PROBLEM TO WORK ON:
Show only lines that include "count".

SUPPLIED INFORMATION:
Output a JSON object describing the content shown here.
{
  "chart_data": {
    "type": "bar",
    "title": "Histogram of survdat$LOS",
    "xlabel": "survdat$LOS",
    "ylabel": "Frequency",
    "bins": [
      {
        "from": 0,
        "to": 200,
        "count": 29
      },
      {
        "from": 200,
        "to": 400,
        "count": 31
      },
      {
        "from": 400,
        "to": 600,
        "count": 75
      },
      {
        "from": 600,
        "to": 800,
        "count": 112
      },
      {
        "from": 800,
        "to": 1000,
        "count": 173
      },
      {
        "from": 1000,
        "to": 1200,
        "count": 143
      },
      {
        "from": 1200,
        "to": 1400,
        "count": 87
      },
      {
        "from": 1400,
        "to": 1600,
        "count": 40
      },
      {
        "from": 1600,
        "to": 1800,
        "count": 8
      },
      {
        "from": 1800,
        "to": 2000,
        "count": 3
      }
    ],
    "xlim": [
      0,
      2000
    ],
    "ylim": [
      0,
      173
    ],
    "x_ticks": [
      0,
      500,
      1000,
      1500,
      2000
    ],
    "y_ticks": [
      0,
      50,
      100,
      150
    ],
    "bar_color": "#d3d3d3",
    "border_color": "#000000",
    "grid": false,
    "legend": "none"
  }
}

...

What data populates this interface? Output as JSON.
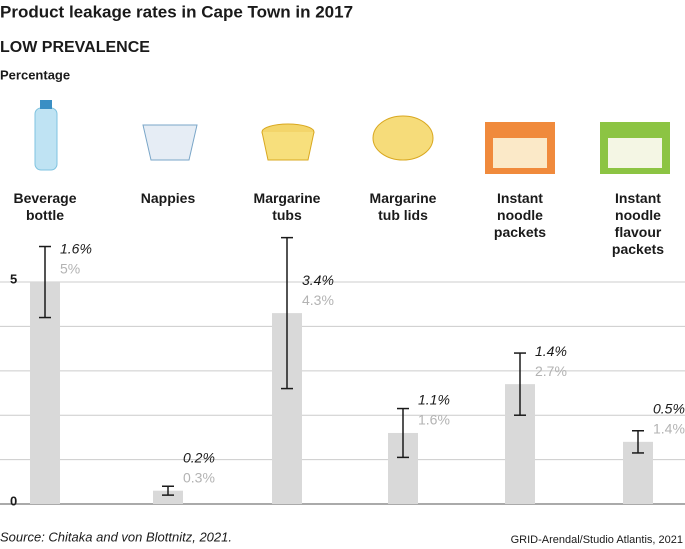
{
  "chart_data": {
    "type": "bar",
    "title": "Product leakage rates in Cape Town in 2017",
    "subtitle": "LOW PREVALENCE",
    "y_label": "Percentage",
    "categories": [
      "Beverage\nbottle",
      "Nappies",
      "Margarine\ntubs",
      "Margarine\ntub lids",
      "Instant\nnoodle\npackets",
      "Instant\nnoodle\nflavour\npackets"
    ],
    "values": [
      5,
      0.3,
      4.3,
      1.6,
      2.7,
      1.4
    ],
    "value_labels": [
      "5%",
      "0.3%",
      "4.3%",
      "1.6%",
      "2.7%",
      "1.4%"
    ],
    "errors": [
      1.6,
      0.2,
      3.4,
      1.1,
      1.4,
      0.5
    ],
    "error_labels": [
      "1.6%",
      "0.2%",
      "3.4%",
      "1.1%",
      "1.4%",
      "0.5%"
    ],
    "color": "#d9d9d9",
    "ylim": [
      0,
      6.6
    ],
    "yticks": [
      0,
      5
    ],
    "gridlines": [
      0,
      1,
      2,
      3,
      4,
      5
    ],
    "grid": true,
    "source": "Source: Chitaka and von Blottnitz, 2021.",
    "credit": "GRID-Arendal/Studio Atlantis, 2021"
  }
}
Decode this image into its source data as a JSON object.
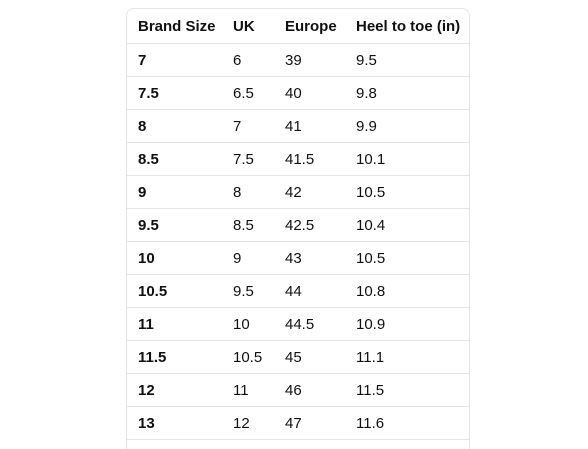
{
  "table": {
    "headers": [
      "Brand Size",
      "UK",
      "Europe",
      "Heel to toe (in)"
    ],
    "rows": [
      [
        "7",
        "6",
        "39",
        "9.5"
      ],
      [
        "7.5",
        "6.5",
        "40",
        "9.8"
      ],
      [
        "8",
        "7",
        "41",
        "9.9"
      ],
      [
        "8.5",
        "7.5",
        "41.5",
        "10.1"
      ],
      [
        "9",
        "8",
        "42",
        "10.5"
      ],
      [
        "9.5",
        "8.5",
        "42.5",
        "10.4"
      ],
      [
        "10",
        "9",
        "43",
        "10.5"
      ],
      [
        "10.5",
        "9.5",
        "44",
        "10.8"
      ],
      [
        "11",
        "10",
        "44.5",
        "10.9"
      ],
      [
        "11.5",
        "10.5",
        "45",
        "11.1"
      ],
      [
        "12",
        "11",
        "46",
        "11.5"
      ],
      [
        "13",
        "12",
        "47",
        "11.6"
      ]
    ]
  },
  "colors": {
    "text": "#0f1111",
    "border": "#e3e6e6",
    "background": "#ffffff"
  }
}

SOLVED EXERCISE:
        "count": 29
        "count": 31
        "count": 75
        "count": 112
        "count": 173
        "count": 143
        "count": 87
        "count": 40
        "count": 8
        "count": 3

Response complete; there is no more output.